** TASK PROMPT **
Wherever the string "marker" occurs in a line of these records, report that line.

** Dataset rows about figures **
BEGIN

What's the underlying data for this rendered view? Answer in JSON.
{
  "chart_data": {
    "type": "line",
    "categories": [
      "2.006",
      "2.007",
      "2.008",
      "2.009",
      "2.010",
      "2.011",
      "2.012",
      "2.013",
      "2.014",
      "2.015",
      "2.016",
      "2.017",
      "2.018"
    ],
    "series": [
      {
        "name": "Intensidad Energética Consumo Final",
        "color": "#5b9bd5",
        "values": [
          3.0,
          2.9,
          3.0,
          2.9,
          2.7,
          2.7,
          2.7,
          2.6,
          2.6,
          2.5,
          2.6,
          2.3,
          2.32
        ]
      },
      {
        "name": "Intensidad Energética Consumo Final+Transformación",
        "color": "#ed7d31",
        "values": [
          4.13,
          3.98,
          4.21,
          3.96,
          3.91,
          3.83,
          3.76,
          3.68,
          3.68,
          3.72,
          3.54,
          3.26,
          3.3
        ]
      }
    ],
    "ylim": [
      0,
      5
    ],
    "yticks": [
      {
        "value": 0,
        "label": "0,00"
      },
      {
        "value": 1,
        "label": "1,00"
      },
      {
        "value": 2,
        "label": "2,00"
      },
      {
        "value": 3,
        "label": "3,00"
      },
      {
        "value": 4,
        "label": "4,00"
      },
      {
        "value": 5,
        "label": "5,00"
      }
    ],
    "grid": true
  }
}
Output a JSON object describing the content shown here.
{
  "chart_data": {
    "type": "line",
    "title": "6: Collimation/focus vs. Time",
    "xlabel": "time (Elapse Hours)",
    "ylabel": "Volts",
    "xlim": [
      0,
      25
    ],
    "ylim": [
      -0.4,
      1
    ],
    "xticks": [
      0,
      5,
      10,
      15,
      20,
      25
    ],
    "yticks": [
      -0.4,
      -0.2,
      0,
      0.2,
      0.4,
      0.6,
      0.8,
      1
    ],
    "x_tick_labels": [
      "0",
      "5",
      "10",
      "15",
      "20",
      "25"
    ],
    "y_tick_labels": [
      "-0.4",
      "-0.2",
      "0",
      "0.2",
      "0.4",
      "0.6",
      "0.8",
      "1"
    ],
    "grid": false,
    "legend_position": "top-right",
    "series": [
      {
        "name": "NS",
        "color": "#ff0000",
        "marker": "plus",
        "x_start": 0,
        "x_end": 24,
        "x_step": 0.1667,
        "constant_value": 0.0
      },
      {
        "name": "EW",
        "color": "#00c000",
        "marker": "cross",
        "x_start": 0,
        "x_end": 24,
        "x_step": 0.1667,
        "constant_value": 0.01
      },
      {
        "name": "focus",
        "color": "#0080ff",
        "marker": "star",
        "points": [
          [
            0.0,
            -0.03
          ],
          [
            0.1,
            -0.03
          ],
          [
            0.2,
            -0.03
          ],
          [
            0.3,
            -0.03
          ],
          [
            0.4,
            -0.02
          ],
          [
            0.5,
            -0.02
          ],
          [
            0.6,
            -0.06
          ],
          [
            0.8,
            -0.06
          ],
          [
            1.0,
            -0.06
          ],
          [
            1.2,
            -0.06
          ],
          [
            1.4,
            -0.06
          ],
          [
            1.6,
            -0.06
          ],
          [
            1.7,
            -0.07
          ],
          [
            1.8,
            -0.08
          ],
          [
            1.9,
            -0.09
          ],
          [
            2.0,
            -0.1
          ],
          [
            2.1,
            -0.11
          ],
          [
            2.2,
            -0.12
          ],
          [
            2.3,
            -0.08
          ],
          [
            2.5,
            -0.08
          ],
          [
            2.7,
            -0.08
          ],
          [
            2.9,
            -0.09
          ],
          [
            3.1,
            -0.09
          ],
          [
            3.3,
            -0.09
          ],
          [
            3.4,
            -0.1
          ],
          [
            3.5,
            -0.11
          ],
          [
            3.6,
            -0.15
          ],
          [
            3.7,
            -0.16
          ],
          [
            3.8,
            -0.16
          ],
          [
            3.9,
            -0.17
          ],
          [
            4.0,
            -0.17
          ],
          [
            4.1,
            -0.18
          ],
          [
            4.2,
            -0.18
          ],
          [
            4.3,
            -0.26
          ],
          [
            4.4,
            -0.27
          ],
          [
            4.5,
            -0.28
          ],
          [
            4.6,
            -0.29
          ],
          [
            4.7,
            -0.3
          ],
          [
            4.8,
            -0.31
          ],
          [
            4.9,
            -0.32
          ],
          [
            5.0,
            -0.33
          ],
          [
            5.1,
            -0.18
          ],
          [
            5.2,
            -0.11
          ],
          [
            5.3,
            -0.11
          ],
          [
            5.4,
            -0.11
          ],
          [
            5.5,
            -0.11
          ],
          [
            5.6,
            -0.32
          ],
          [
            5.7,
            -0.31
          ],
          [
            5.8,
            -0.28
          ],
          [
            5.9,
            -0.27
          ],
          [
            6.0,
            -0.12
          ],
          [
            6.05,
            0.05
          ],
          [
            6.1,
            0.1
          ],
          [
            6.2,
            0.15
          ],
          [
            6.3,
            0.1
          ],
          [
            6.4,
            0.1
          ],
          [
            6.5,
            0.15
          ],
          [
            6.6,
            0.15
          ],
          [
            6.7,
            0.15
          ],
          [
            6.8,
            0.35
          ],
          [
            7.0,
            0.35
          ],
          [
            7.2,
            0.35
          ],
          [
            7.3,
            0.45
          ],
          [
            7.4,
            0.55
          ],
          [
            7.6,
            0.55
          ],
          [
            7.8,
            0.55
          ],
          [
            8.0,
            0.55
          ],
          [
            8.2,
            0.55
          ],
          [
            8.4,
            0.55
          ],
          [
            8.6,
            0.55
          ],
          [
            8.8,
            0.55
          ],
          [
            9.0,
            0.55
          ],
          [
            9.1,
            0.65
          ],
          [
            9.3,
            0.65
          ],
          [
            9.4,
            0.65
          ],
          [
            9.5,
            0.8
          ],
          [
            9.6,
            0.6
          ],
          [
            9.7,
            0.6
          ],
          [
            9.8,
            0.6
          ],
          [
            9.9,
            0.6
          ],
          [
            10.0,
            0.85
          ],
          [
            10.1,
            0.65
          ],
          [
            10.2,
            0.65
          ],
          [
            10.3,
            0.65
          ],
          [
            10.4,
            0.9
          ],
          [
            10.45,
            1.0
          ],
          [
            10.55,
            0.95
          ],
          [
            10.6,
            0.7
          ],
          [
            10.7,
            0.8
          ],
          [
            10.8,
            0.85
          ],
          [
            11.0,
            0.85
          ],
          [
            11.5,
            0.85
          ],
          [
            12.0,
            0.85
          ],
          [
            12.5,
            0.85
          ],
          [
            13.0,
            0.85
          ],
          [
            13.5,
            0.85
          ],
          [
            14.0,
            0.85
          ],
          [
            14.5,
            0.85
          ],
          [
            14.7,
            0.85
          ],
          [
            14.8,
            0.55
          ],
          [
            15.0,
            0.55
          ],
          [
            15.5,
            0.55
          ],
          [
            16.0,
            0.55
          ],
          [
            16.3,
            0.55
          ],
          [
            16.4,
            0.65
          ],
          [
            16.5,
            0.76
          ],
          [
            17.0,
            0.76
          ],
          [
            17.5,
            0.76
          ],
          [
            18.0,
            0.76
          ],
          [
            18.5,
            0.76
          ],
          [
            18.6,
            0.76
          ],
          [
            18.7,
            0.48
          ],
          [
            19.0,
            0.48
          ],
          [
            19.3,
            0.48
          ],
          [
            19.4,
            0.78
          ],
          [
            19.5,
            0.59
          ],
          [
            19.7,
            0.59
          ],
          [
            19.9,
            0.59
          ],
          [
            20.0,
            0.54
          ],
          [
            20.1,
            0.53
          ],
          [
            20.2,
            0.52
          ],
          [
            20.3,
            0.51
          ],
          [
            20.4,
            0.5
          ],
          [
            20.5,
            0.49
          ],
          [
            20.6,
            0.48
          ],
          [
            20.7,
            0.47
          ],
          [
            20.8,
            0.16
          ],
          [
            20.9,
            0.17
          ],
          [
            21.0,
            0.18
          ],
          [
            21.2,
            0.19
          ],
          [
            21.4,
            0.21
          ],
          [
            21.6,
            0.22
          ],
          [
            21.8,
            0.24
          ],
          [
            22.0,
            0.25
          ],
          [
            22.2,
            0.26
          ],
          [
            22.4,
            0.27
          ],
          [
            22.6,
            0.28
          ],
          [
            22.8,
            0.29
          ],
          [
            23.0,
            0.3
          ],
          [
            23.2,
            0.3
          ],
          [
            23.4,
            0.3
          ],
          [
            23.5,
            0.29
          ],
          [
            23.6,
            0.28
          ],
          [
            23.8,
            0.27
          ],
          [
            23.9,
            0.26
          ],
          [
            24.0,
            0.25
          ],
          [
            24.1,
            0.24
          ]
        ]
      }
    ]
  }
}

END

** ANSWER **
        "marker": "plus",
        "marker": "cross",
        "marker": "star",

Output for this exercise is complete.